#### [Stored data entries]
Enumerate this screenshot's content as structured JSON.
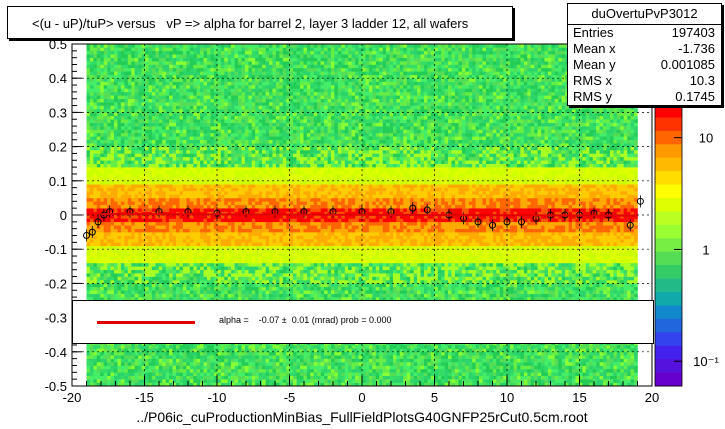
{
  "title": "<(u - uP)/tuP> versus   vP => alpha for barrel 2, layer 3 ladder 12, all wafers",
  "stats": {
    "name": "duOvertuPvP3012",
    "rows": [
      {
        "label": "Entries",
        "value": "197403"
      },
      {
        "label": "Mean x",
        "value": "-1.736"
      },
      {
        "label": "Mean y",
        "value": "0.001085"
      },
      {
        "label": "RMS x",
        "value": "10.3"
      },
      {
        "label": "RMS y",
        "value": "0.1745"
      }
    ]
  },
  "fit": {
    "text": "alpha =    -0.07 ±  0.01 (mrad) prob = 0.000",
    "line_color": "#e00000"
  },
  "footer": "../P06ic_cuProductionMinBias_FullFieldPlotsG40GNFP25rCut0.5cm.root",
  "chart_data": {
    "type": "heatmap",
    "title": "<(u - uP)/tuP> versus   vP => alpha for barrel 2, layer 3 ladder 12, all wafers",
    "xlim": [
      -20,
      20
    ],
    "ylim": [
      -0.5,
      0.5
    ],
    "x_ticks": [
      "-20",
      "-15",
      "-10",
      "-5",
      "0",
      "5",
      "10",
      "15",
      "20"
    ],
    "y_ticks": [
      "-0.5",
      "-0.4",
      "-0.3",
      "-0.2",
      "-0.1",
      "0",
      "0.1",
      "0.2",
      "0.3",
      "0.4",
      "0.5"
    ],
    "x_tick_values": [
      -20,
      -15,
      -10,
      -5,
      0,
      5,
      10,
      15,
      20
    ],
    "y_tick_values": [
      -0.5,
      -0.4,
      -0.3,
      -0.2,
      -0.1,
      0,
      0.1,
      0.2,
      0.3,
      0.4,
      0.5
    ],
    "grid": true,
    "z_log": true,
    "z_ticks": [
      "10",
      "1",
      "10⁻¹"
    ],
    "z_tick_values": [
      10,
      1,
      0.1
    ],
    "colors": {
      "band_core": "#ff0000",
      "band_mid": "#ffaa00",
      "band_outer": "#ccff00",
      "background": "#44dd66",
      "fit_line": "#e00000"
    },
    "occupied_x": [
      -19,
      19
    ],
    "profile_points": [
      {
        "x": -19.0,
        "y": -0.06
      },
      {
        "x": -18.6,
        "y": -0.05
      },
      {
        "x": -18.2,
        "y": -0.02
      },
      {
        "x": -17.8,
        "y": 0.0
      },
      {
        "x": -17.4,
        "y": 0.01
      },
      {
        "x": -16.0,
        "y": 0.01
      },
      {
        "x": -14.0,
        "y": 0.01
      },
      {
        "x": -12.0,
        "y": 0.01
      },
      {
        "x": -10.0,
        "y": 0.005
      },
      {
        "x": -8.0,
        "y": 0.01
      },
      {
        "x": -6.0,
        "y": 0.01
      },
      {
        "x": -4.0,
        "y": 0.01
      },
      {
        "x": -2.0,
        "y": 0.01
      },
      {
        "x": 0.0,
        "y": 0.01
      },
      {
        "x": 2.0,
        "y": 0.01
      },
      {
        "x": 3.5,
        "y": 0.02
      },
      {
        "x": 4.5,
        "y": 0.015
      },
      {
        "x": 6.0,
        "y": 0.0
      },
      {
        "x": 7.0,
        "y": -0.01
      },
      {
        "x": 8.0,
        "y": -0.02
      },
      {
        "x": 9.0,
        "y": -0.03
      },
      {
        "x": 10.0,
        "y": -0.02
      },
      {
        "x": 11.0,
        "y": -0.02
      },
      {
        "x": 12.0,
        "y": -0.01
      },
      {
        "x": 13.0,
        "y": 0.0
      },
      {
        "x": 14.0,
        "y": 0.0
      },
      {
        "x": 15.0,
        "y": 0.0
      },
      {
        "x": 16.0,
        "y": 0.005
      },
      {
        "x": 17.0,
        "y": 0.0
      },
      {
        "x": 18.5,
        "y": -0.03
      },
      {
        "x": 19.2,
        "y": 0.04
      }
    ],
    "fit_line": {
      "x": [
        -18,
        19
      ],
      "y": [
        0.003,
        -0.002
      ]
    }
  }
}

#### [Problem to solve]
Leave out the pictures and restate everything else word for word.

#### [Answer]
Enumerate this screenshot's content as structured JSON.
{
  "title": "<(u - uP)/tuP> versus   vP => alpha for barrel 2, layer 3 ladder 12, all wafers",
  "stats": {
    "name": "duOvertuPvP3012",
    "rows": [
      {
        "label": "Entries",
        "value": "197403"
      },
      {
        "label": "Mean x",
        "value": "-1.736"
      },
      {
        "label": "Mean y",
        "value": "0.001085"
      },
      {
        "label": "RMS x",
        "value": "10.3"
      },
      {
        "label": "RMS y",
        "value": "0.1745"
      }
    ]
  },
  "fit": {
    "text": "alpha =    -0.07 ±  0.01 (mrad) prob = 0.000",
    "line_color": "#e00000"
  },
  "footer": "../P06ic_cuProductionMinBias_FullFieldPlotsG40GNFP25rCut0.5cm.root",
  "chart_data": {
    "type": "heatmap",
    "title": "<(u - uP)/tuP> versus   vP => alpha for barrel 2, layer 3 ladder 12, all wafers",
    "xlim": [
      -20,
      20
    ],
    "ylim": [
      -0.5,
      0.5
    ],
    "x_ticks": [
      "-20",
      "-15",
      "-10",
      "-5",
      "0",
      "5",
      "10",
      "15",
      "20"
    ],
    "y_ticks": [
      "-0.5",
      "-0.4",
      "-0.3",
      "-0.2",
      "-0.1",
      "0",
      "0.1",
      "0.2",
      "0.3",
      "0.4",
      "0.5"
    ],
    "x_tick_values": [
      -20,
      -15,
      -10,
      -5,
      0,
      5,
      10,
      15,
      20
    ],
    "y_tick_values": [
      -0.5,
      -0.4,
      -0.3,
      -0.2,
      -0.1,
      0,
      0.1,
      0.2,
      0.3,
      0.4,
      0.5
    ],
    "grid": true,
    "z_log": true,
    "z_ticks": [
      "10",
      "1",
      "10⁻¹"
    ],
    "z_tick_values": [
      10,
      1,
      0.1
    ],
    "colors": {
      "band_core": "#ff0000",
      "band_mid": "#ffaa00",
      "band_outer": "#ccff00",
      "background": "#44dd66",
      "fit_line": "#e00000"
    },
    "occupied_x": [
      -19,
      19
    ],
    "profile_points": [
      {
        "x": -19.0,
        "y": -0.06
      },
      {
        "x": -18.6,
        "y": -0.05
      },
      {
        "x": -18.2,
        "y": -0.02
      },
      {
        "x": -17.8,
        "y": 0.0
      },
      {
        "x": -17.4,
        "y": 0.01
      },
      {
        "x": -16.0,
        "y": 0.01
      },
      {
        "x": -14.0,
        "y": 0.01
      },
      {
        "x": -12.0,
        "y": 0.01
      },
      {
        "x": -10.0,
        "y": 0.005
      },
      {
        "x": -8.0,
        "y": 0.01
      },
      {
        "x": -6.0,
        "y": 0.01
      },
      {
        "x": -4.0,
        "y": 0.01
      },
      {
        "x": -2.0,
        "y": 0.01
      },
      {
        "x": 0.0,
        "y": 0.01
      },
      {
        "x": 2.0,
        "y": 0.01
      },
      {
        "x": 3.5,
        "y": 0.02
      },
      {
        "x": 4.5,
        "y": 0.015
      },
      {
        "x": 6.0,
        "y": 0.0
      },
      {
        "x": 7.0,
        "y": -0.01
      },
      {
        "x": 8.0,
        "y": -0.02
      },
      {
        "x": 9.0,
        "y": -0.03
      },
      {
        "x": 10.0,
        "y": -0.02
      },
      {
        "x": 11.0,
        "y": -0.02
      },
      {
        "x": 12.0,
        "y": -0.01
      },
      {
        "x": 13.0,
        "y": 0.0
      },
      {
        "x": 14.0,
        "y": 0.0
      },
      {
        "x": 15.0,
        "y": 0.0
      },
      {
        "x": 16.0,
        "y": 0.005
      },
      {
        "x": 17.0,
        "y": 0.0
      },
      {
        "x": 18.5,
        "y": -0.03
      },
      {
        "x": 19.2,
        "y": 0.04
      }
    ],
    "fit_line": {
      "x": [
        -18,
        19
      ],
      "y": [
        0.003,
        -0.002
      ]
    }
  }
}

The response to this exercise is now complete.